• Directions for this task: Transcribe the material word for word, but without the images.

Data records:
**********

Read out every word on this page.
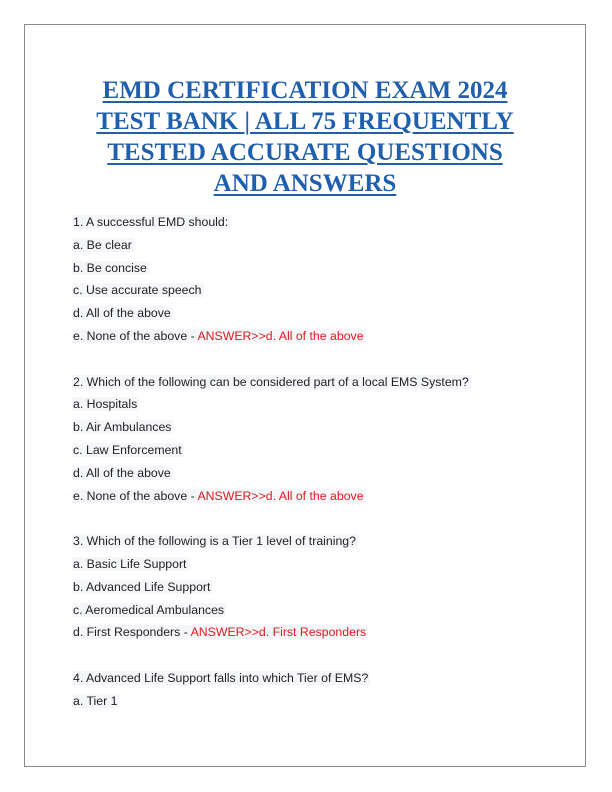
EMD CERTIFICATION EXAM 2024
TEST BANK | ALL 75 FREQUENTLY
TESTED ACCURATE QUESTIONS
AND ANSWERS
1. A successful EMD should:
a. Be clear
b. Be concise
c. Use accurate speech
d. All of the above
e. None of the above - ANSWER>>d. All of the above
2. Which of the following can be considered part of a local EMS System?
a. Hospitals
b. Air Ambulances
c. Law Enforcement
d. All of the above
e. None of the above - ANSWER>>d. All of the above
3. Which of the following is a Tier 1 level of training?
a. Basic Life Support
b. Advanced Life Support
c. Aeromedical Ambulances
d. First Responders - ANSWER>>d. First Responders
4. Advanced Life Support falls into which Tier of EMS?
a. Tier 1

**********

• Worked answer:
Read out every word on this page.
EMD CERTIFICATION EXAM 2024
TEST BANK | ALL 75 FREQUENTLY
TESTED ACCURATE QUESTIONS
AND ANSWERS
1. A successful EMD should:
a. Be clear
b. Be concise
c. Use accurate speech
d. All of the above
e. None of the above - ANSWER>>d. All of the above
2. Which of the following can be considered part of a local EMS System?
a. Hospitals
b. Air Ambulances
c. Law Enforcement
d. All of the above
e. None of the above - ANSWER>>d. All of the above
3. Which of the following is a Tier 1 level of training?
a. Basic Life Support
b. Advanced Life Support
c. Aeromedical Ambulances
d. First Responders - ANSWER>>d. First Responders
4. Advanced Life Support falls into which Tier of EMS?
a. Tier 1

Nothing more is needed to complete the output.